The exercise
The records that follow are to be transcribed in full, without their images.

(Chart and figure data)

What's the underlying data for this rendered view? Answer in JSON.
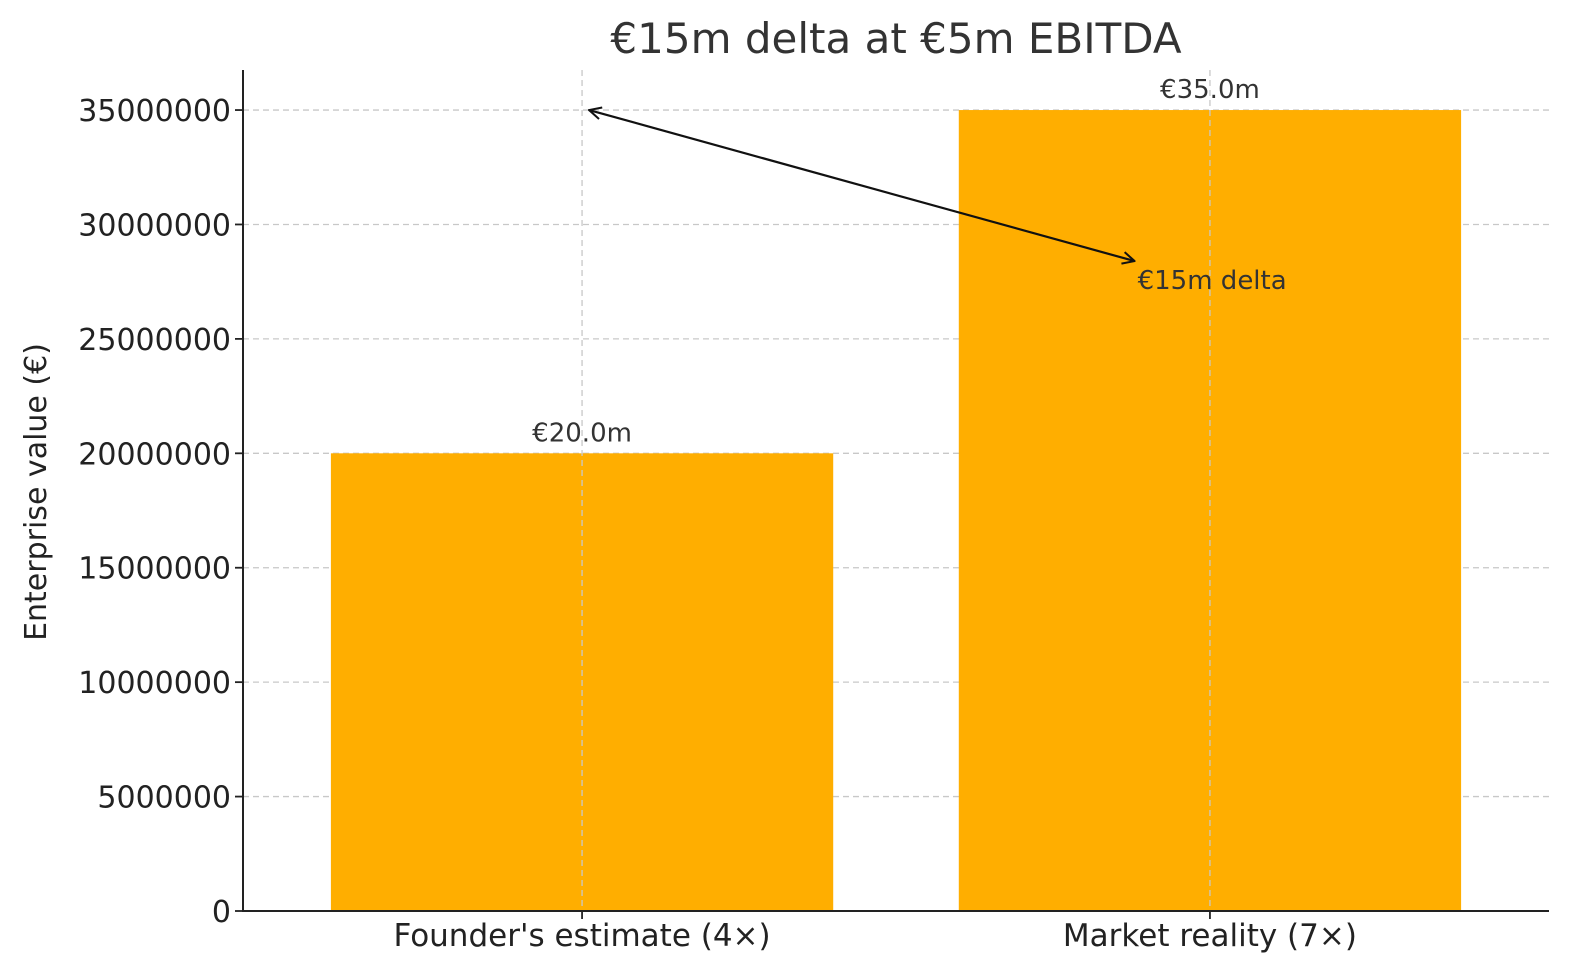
{
  "chart_data": {
    "type": "bar",
    "title": "€15m delta at €5m EBITDA",
    "ylabel": "Enterprise value (€)",
    "xlabel": "",
    "categories": [
      "Founder's estimate (4×)",
      "Market reality (7×)"
    ],
    "values": [
      20000000,
      35000000
    ],
    "data_labels": [
      "€20.0m",
      "€35.0m"
    ],
    "ylim": [
      0,
      36750000
    ],
    "yticks": [
      0,
      5000000,
      10000000,
      15000000,
      20000000,
      25000000,
      30000000,
      35000000
    ],
    "ytick_labels": [
      "0",
      "5000000",
      "10000000",
      "15000000",
      "20000000",
      "25000000",
      "30000000",
      "35000000"
    ],
    "bar_color": "#FFAE00",
    "grid": true,
    "annotation": {
      "text": "€15m delta",
      "arrow_from": {
        "category_index": 0,
        "y": 35000000
      },
      "arrow_to": {
        "x": 0.88,
        "y": 28400000
      }
    }
  }
}
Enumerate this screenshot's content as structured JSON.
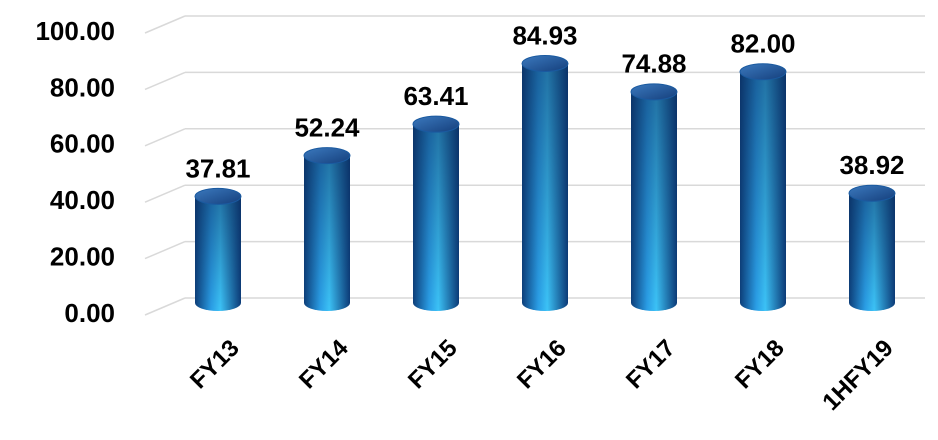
{
  "chart_data": {
    "type": "cylinder-bar",
    "categories": [
      "FY13",
      "FY14",
      "FY15",
      "FY16",
      "FY17",
      "FY18",
      "1HFY19"
    ],
    "values": [
      37.81,
      52.24,
      63.41,
      84.93,
      74.88,
      82.0,
      38.92
    ],
    "value_labels": [
      "37.81",
      "52.24",
      "63.41",
      "84.93",
      "74.88",
      "82.00",
      "38.92"
    ],
    "ylim": [
      0,
      100
    ],
    "yticks": [
      {
        "value": 0,
        "label": "0.00"
      },
      {
        "value": 20,
        "label": "20.00"
      },
      {
        "value": 40,
        "label": "40.00"
      },
      {
        "value": 60,
        "label": "60.00"
      },
      {
        "value": 80,
        "label": "80.00"
      },
      {
        "value": 100,
        "label": "100.00"
      }
    ],
    "grid": true,
    "color": "#1f74c4"
  }
}
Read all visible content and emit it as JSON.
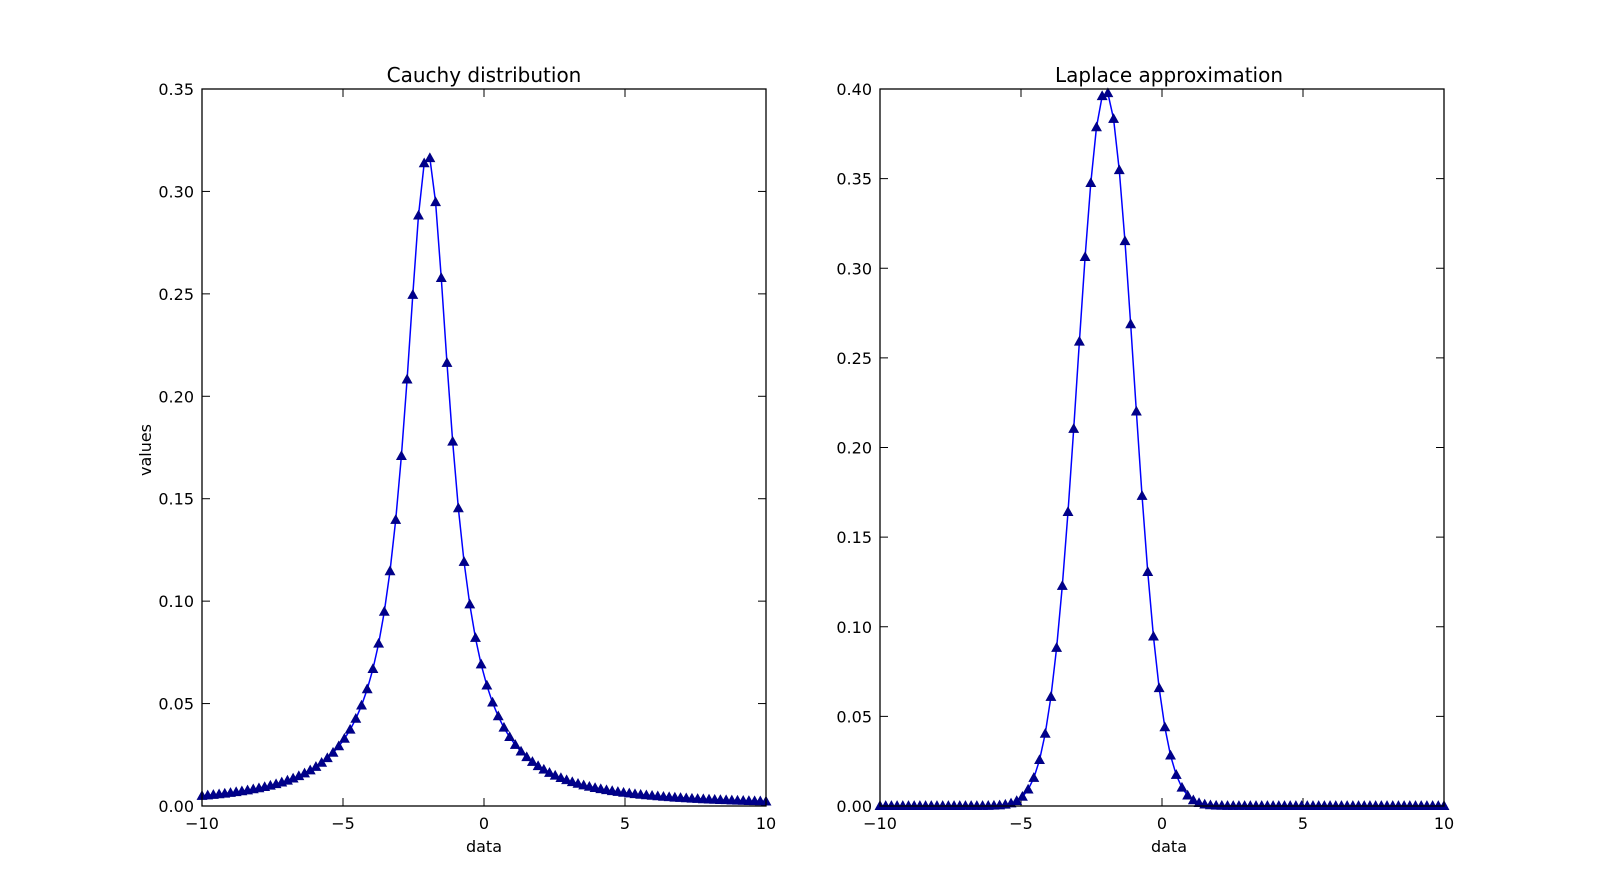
{
  "chart_data": [
    {
      "type": "line",
      "title": "Cauchy distribution",
      "xlabel": "data",
      "ylabel": "values",
      "xlim": [
        -10,
        10
      ],
      "ylim": [
        0,
        0.35
      ],
      "x_ticks": [
        "−10",
        "−5",
        "0",
        "5",
        "10"
      ],
      "y_ticks": [
        "0.00",
        "0.05",
        "0.10",
        "0.15",
        "0.20",
        "0.25",
        "0.30",
        "0.35"
      ],
      "series": [
        {
          "distribution": "cauchy",
          "location": -2,
          "scale": 1,
          "x_start": -10,
          "x_end": 10,
          "n_points": 100,
          "color": "#0000ff",
          "marker": "triangle"
        }
      ],
      "grid": false,
      "legend": "none"
    },
    {
      "type": "line",
      "title": "Laplace approximation",
      "xlabel": "data",
      "ylabel": "",
      "xlim": [
        -10,
        10
      ],
      "ylim": [
        0,
        0.4
      ],
      "x_ticks": [
        "−10",
        "−5",
        "0",
        "5",
        "10"
      ],
      "y_ticks": [
        "0.00",
        "0.05",
        "0.10",
        "0.15",
        "0.20",
        "0.25",
        "0.30",
        "0.35",
        "0.40"
      ],
      "series": [
        {
          "distribution": "normal",
          "mean": -2,
          "std": 1,
          "x_start": -10,
          "x_end": 10,
          "n_points": 100,
          "color": "#0000ff",
          "marker": "triangle"
        }
      ],
      "grid": false,
      "legend": "none"
    }
  ]
}
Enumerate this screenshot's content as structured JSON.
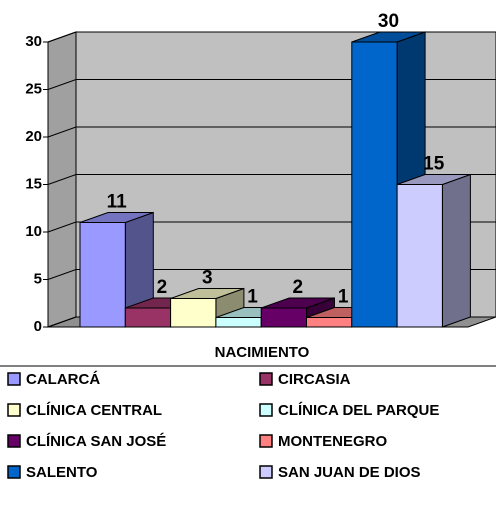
{
  "chart_data": {
    "type": "bar3d",
    "categories": [
      "NACIMIENTO"
    ],
    "x_label": "NACIMIENTO",
    "series": [
      {
        "name": "CALARCÁ",
        "color": "#9999ff",
        "values": [
          11
        ]
      },
      {
        "name": "CIRCASIA",
        "color": "#993366",
        "values": [
          2
        ]
      },
      {
        "name": "CLÍNICA CENTRAL",
        "color": "#ffffcc",
        "values": [
          3
        ]
      },
      {
        "name": "CLÍNICA DEL PARQUE",
        "color": "#ccffff",
        "values": [
          1
        ]
      },
      {
        "name": "CLÍNICA SAN JOSÉ",
        "color": "#660066",
        "values": [
          2
        ]
      },
      {
        "name": "MONTENEGRO",
        "color": "#ff8080",
        "values": [
          1
        ]
      },
      {
        "name": "SALENTO",
        "color": "#0066cc",
        "values": [
          30
        ]
      },
      {
        "name": "SAN JUAN DE DIOS",
        "color": "#ccccff",
        "values": [
          15
        ]
      }
    ],
    "ylim": [
      0,
      30
    ],
    "yticks": [
      0,
      5,
      10,
      15,
      20,
      25,
      30
    ],
    "grid": true,
    "legend": "bottom"
  }
}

Task result
What's the underlying data for this rendered view? Answer in JSON.
{
  "chart_data": {
    "type": "bar",
    "title": "€15m delta at €5m EBITDA",
    "ylabel": "Enterprise value (€)",
    "xlabel": "",
    "categories": [
      "Founder's estimate (4×)",
      "Market reality (7×)"
    ],
    "values": [
      20000000,
      35000000
    ],
    "data_labels": [
      "€20.0m",
      "€35.0m"
    ],
    "ylim": [
      0,
      36750000
    ],
    "yticks": [
      0,
      5000000,
      10000000,
      15000000,
      20000000,
      25000000,
      30000000,
      35000000
    ],
    "ytick_labels": [
      "0",
      "5000000",
      "10000000",
      "15000000",
      "20000000",
      "25000000",
      "30000000",
      "35000000"
    ],
    "bar_color": "#FFAE00",
    "grid": true,
    "annotation": {
      "text": "€15m delta",
      "arrow_from": {
        "category_index": 0,
        "y": 35000000
      },
      "arrow_to": {
        "x": 0.88,
        "y": 28400000
      }
    }
  }
}
Enumerate this screenshot's content as structured JSON.
{
  "chart_data": {
    "type": "cylinder-bar",
    "categories": [
      "FY13",
      "FY14",
      "FY15",
      "FY16",
      "FY17",
      "FY18",
      "1HFY19"
    ],
    "values": [
      37.81,
      52.24,
      63.41,
      84.93,
      74.88,
      82.0,
      38.92
    ],
    "value_labels": [
      "37.81",
      "52.24",
      "63.41",
      "84.93",
      "74.88",
      "82.00",
      "38.92"
    ],
    "ylim": [
      0,
      100
    ],
    "yticks": [
      {
        "value": 0,
        "label": "0.00"
      },
      {
        "value": 20,
        "label": "20.00"
      },
      {
        "value": 40,
        "label": "40.00"
      },
      {
        "value": 60,
        "label": "60.00"
      },
      {
        "value": 80,
        "label": "80.00"
      },
      {
        "value": 100,
        "label": "100.00"
      }
    ],
    "grid": true,
    "color": "#1f74c4"
  }
}
Read all visible content and emit it as JSON.
{
  "chart_data": [
    {
      "type": "line",
      "title": "Cauchy distribution",
      "xlabel": "data",
      "ylabel": "values",
      "xlim": [
        -10,
        10
      ],
      "ylim": [
        0,
        0.35
      ],
      "x_ticks": [
        "−10",
        "−5",
        "0",
        "5",
        "10"
      ],
      "y_ticks": [
        "0.00",
        "0.05",
        "0.10",
        "0.15",
        "0.20",
        "0.25",
        "0.30",
        "0.35"
      ],
      "series": [
        {
          "distribution": "cauchy",
          "location": -2,
          "scale": 1,
          "x_start": -10,
          "x_end": 10,
          "n_points": 100,
          "color": "#0000ff",
          "marker": "triangle"
        }
      ],
      "grid": false,
      "legend": "none"
    },
    {
      "type": "line",
      "title": "Laplace approximation",
      "xlabel": "data",
      "ylabel": "",
      "xlim": [
        -10,
        10
      ],
      "ylim": [
        0,
        0.4
      ],
      "x_ticks": [
        "−10",
        "−5",
        "0",
        "5",
        "10"
      ],
      "y_ticks": [
        "0.00",
        "0.05",
        "0.10",
        "0.15",
        "0.20",
        "0.25",
        "0.30",
        "0.35",
        "0.40"
      ],
      "series": [
        {
          "distribution": "normal",
          "mean": -2,
          "std": 1,
          "x_start": -10,
          "x_end": 10,
          "n_points": 100,
          "color": "#0000ff",
          "marker": "triangle"
        }
      ],
      "grid": false,
      "legend": "none"
    }
  ]
}
Enumerate this screenshot's content as structured JSON.
{
  "chart_data": {
    "type": "bar3d",
    "categories": [
      "NACIMIENTO"
    ],
    "x_label": "NACIMIENTO",
    "series": [
      {
        "name": "CALARCÁ",
        "color": "#9999ff",
        "values": [
          11
        ]
      },
      {
        "name": "CIRCASIA",
        "color": "#993366",
        "values": [
          2
        ]
      },
      {
        "name": "CLÍNICA CENTRAL",
        "color": "#ffffcc",
        "values": [
          3
        ]
      },
      {
        "name": "CLÍNICA DEL PARQUE",
        "color": "#ccffff",
        "values": [
          1
        ]
      },
      {
        "name": "CLÍNICA SAN JOSÉ",
        "color": "#660066",
        "values": [
          2
        ]
      },
      {
        "name": "MONTENEGRO",
        "color": "#ff8080",
        "values": [
          1
        ]
      },
      {
        "name": "SALENTO",
        "color": "#0066cc",
        "values": [
          30
        ]
      },
      {
        "name": "SAN JUAN DE DIOS",
        "color": "#ccccff",
        "values": [
          15
        ]
      }
    ],
    "ylim": [
      0,
      30
    ],
    "yticks": [
      0,
      5,
      10,
      15,
      20,
      25,
      30
    ],
    "grid": true,
    "legend": "bottom"
  }
}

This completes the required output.